● **Problem requirements**: Show every line that has the string "What" in it.

● **Extracted entries**:
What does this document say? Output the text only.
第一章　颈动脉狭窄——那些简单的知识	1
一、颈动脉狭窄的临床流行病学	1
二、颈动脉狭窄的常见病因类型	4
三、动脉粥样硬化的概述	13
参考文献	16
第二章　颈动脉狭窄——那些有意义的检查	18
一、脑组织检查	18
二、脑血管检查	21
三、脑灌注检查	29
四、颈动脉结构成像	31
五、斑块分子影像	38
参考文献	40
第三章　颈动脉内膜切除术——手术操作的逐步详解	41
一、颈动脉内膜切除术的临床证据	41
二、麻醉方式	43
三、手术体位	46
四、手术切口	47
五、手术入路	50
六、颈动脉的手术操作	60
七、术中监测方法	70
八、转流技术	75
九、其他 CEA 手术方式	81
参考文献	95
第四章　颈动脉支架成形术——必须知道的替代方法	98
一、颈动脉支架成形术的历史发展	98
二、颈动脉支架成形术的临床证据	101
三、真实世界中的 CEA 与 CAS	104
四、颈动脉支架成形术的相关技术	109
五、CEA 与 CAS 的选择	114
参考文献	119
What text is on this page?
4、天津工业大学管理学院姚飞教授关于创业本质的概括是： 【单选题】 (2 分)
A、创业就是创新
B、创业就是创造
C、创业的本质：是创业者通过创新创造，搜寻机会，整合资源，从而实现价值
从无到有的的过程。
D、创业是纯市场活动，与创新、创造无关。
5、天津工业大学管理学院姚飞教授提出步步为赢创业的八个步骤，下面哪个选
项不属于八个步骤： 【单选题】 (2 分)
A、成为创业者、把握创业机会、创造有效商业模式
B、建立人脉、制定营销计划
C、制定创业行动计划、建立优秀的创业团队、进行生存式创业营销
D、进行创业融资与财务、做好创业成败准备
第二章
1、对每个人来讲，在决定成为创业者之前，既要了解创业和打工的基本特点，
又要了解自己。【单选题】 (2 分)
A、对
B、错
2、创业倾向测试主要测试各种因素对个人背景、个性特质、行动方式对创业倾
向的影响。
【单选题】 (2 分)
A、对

● **Task answer**:
What does this document say? Output the text only.
What text is on this page?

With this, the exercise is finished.